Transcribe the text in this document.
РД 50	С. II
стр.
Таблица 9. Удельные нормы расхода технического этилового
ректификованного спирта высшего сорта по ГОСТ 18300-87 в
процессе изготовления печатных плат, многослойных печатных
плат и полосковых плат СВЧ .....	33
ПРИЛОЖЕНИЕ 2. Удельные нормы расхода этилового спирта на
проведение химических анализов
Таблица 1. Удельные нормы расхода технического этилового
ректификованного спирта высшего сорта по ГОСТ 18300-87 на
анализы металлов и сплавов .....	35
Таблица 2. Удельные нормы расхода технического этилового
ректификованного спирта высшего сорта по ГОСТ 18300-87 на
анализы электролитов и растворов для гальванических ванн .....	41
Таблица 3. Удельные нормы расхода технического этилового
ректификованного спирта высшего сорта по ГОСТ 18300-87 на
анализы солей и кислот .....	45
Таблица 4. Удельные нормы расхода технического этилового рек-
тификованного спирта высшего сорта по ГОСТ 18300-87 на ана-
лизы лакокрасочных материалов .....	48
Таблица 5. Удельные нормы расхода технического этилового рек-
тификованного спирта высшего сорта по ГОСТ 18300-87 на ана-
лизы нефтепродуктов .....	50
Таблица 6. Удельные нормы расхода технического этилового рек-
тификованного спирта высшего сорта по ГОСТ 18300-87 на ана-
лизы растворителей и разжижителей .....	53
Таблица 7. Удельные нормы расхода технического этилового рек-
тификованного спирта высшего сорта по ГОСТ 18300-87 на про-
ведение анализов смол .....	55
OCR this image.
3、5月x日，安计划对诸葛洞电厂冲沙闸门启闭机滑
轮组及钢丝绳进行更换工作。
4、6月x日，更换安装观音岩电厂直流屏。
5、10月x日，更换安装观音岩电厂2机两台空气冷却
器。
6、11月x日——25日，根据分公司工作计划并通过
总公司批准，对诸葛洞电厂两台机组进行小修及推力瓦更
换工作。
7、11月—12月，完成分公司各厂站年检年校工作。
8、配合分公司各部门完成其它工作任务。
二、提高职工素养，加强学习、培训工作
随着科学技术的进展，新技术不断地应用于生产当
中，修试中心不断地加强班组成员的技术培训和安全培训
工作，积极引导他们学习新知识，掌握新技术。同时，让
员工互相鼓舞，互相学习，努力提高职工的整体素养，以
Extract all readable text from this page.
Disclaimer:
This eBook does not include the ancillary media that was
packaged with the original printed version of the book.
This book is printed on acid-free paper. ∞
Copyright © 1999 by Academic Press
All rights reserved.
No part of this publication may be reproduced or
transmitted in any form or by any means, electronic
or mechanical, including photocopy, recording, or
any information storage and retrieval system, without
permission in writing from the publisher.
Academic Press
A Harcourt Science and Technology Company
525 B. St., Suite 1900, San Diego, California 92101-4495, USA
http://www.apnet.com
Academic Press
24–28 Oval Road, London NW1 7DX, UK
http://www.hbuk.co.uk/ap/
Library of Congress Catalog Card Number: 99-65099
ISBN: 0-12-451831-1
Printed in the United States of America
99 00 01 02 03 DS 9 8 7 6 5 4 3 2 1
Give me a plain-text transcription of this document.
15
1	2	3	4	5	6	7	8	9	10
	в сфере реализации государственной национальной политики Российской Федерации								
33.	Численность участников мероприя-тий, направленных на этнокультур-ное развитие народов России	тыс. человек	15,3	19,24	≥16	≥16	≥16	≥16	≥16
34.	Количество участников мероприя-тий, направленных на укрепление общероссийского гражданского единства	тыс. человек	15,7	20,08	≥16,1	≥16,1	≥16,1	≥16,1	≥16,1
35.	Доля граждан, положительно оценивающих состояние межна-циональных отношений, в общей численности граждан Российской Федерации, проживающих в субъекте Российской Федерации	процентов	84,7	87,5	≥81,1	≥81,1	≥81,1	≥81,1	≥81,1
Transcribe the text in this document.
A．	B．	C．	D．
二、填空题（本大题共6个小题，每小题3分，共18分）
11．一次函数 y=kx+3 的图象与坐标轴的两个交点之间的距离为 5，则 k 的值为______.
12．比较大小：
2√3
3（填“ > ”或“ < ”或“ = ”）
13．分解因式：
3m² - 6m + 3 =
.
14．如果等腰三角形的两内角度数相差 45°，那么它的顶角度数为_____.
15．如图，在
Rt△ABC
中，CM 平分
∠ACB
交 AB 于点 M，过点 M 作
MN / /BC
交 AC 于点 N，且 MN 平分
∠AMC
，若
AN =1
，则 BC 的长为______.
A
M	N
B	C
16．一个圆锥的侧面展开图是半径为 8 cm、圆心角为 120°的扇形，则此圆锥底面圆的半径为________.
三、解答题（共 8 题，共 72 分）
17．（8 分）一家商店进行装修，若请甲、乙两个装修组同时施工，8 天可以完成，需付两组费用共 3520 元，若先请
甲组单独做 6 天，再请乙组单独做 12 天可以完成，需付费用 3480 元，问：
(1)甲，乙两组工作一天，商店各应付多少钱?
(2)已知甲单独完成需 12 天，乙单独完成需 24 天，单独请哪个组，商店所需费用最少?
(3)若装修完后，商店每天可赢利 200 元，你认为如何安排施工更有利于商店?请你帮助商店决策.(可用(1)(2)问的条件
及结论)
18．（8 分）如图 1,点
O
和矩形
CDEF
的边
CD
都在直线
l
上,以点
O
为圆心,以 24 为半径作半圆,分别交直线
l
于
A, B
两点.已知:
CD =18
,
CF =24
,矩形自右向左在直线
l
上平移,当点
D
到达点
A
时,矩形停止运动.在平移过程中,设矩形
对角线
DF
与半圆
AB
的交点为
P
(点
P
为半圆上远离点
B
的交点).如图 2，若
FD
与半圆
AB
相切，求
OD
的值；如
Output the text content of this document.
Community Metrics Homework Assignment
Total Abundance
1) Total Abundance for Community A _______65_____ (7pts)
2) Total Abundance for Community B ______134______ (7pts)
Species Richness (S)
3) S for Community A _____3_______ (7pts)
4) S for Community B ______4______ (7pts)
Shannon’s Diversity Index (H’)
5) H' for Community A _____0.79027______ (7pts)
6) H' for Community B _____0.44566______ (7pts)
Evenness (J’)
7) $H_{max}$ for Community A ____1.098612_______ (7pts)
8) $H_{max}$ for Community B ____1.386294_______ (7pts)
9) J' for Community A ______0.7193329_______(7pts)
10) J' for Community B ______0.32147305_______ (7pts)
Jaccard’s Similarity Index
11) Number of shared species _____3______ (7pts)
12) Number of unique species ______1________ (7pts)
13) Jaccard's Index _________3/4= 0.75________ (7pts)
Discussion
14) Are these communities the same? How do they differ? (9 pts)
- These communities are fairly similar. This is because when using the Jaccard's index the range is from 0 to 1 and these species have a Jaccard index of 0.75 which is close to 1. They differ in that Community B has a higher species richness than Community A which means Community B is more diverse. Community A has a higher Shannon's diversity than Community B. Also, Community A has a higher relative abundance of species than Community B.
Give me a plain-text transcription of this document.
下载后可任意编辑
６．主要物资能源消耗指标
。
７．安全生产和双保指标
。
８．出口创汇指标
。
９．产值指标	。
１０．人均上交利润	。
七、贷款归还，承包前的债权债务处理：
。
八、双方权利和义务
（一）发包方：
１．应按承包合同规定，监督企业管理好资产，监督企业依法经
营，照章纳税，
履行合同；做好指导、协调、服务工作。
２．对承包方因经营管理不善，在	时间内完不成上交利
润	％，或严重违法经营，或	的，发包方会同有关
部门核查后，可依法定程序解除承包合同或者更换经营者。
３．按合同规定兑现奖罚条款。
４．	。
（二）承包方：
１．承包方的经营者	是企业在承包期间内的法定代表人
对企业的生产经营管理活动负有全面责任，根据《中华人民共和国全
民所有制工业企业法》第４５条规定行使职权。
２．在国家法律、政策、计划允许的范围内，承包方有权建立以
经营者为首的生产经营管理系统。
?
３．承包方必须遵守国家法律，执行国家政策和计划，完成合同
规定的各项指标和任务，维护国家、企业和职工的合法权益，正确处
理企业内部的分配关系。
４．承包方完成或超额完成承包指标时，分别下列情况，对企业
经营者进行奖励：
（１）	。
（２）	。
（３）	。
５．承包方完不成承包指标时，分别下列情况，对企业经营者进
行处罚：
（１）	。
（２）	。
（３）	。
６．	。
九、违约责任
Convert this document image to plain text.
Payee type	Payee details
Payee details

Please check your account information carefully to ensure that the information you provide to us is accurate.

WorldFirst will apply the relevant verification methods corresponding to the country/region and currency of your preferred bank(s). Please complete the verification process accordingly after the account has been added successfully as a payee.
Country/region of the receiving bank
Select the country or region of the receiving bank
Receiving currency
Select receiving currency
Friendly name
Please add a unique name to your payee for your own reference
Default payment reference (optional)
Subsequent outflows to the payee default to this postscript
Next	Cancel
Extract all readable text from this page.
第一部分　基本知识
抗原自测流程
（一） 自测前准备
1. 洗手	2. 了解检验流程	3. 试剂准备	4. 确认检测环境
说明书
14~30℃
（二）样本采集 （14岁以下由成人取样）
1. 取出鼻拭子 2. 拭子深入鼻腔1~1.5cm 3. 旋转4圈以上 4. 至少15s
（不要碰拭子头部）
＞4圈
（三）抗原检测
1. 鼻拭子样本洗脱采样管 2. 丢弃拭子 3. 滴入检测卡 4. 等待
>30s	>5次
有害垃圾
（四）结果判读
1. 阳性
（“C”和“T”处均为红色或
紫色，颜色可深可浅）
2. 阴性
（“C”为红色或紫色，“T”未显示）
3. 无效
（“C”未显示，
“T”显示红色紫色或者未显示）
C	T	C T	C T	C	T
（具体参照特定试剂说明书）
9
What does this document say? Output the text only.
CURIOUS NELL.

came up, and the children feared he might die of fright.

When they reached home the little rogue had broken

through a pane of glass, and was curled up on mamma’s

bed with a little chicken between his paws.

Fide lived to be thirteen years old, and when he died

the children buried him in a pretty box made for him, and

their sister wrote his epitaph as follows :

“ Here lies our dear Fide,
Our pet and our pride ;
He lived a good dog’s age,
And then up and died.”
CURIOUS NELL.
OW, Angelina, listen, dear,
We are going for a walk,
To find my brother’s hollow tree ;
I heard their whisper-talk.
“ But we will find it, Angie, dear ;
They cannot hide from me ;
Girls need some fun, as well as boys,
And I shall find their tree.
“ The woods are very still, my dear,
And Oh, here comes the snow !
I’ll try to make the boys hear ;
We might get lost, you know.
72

——

*Goal:*
Search the preceding listing for the word "will" and pull out every line that holds it.

*Written answer:*
WorldFirst will apply the relevant verification methods corresponding to the country/region and currency of your preferred bank(s). Please complete the verification process accordingly after the account has been added successfully as a payee.
“ But we will find it, Angie, dear ;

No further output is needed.